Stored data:

- - -

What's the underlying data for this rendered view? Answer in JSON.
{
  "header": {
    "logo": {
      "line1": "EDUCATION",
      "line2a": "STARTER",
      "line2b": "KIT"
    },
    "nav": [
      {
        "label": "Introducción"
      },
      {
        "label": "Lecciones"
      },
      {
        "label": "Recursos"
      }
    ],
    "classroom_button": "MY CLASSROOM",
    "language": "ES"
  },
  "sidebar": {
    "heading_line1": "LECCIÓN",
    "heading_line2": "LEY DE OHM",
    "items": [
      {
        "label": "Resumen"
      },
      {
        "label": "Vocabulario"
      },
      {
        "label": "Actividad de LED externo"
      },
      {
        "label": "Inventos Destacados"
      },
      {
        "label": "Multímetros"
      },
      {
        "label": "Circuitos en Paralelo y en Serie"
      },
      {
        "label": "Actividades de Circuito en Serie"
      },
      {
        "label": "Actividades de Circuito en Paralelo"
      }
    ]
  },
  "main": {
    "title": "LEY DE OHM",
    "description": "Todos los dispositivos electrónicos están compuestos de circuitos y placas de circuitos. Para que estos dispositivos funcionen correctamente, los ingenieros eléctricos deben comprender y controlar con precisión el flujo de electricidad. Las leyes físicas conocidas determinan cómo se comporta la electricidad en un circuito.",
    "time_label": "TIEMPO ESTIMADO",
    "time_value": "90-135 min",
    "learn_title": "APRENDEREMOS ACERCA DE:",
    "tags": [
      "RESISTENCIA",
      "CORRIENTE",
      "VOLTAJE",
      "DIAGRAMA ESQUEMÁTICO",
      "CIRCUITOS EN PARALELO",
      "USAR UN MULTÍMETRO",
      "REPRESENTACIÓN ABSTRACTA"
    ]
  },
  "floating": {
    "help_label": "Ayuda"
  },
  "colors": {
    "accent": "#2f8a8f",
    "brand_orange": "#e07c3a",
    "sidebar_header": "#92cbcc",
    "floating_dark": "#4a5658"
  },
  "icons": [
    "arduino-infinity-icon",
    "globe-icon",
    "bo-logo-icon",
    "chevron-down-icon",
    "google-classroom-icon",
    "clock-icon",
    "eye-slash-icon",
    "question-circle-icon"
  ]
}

- - -

TASK TO CARRY OUT: Please set down all the data word for word.

EXPECTED OUTPUT:
What's the underlying data for this rendered view? Answer in JSON.
{
  "header": {
    "logo": {
      "line1": "EDUCATION",
      "line2a": "STARTER",
      "line2b": "KIT"
    },
    "nav": [
      {
        "label": "Introducción"
      },
      {
        "label": "Lecciones"
      },
      {
        "label": "Recursos"
      }
    ],
    "classroom_button": "MY CLASSROOM",
    "language": "ES"
  },
  "sidebar": {
    "heading_line1": "LECCIÓN",
    "heading_line2": "LEY DE OHM",
    "items": [
      {
        "label": "Resumen"
      },
      {
        "label": "Vocabulario"
      },
      {
        "label": "Actividad de LED externo"
      },
      {
        "label": "Inventos Destacados"
      },
      {
        "label": "Multímetros"
      },
      {
        "label": "Circuitos en Paralelo y en Serie"
      },
      {
        "label": "Actividades de Circuito en Serie"
      },
      {
        "label": "Actividades de Circuito en Paralelo"
      }
    ]
  },
  "main": {
    "title": "LEY DE OHM",
    "description": "Todos los dispositivos electrónicos están compuestos de circuitos y placas de circuitos. Para que estos dispositivos funcionen correctamente, los ingenieros eléctricos deben comprender y controlar con precisión el flujo de electricidad. Las leyes físicas conocidas determinan cómo se comporta la electricidad en un circuito.",
    "time_label": "TIEMPO ESTIMADO",
    "time_value": "90-135 min",
    "learn_title": "APRENDEREMOS ACERCA DE:",
    "tags": [
      "RESISTENCIA",
      "CORRIENTE",
      "VOLTAJE",
      "DIAGRAMA ESQUEMÁTICO",
      "CIRCUITOS EN PARALELO",
      "USAR UN MULTÍMETRO",
      "REPRESENTACIÓN ABSTRACTA"
    ]
  },
  "floating": {
    "help_label": "Ayuda"
  },
  "colors": {
    "accent": "#2f8a8f",
    "brand_orange": "#e07c3a",
    "sidebar_header": "#92cbcc",
    "floating_dark": "#4a5658"
  },
  "icons": [
    "arduino-infinity-icon",
    "globe-icon",
    "bo-logo-icon",
    "chevron-down-icon",
    "google-classroom-icon",
    "clock-icon",
    "eye-slash-icon",
    "question-circle-icon"
  ]
}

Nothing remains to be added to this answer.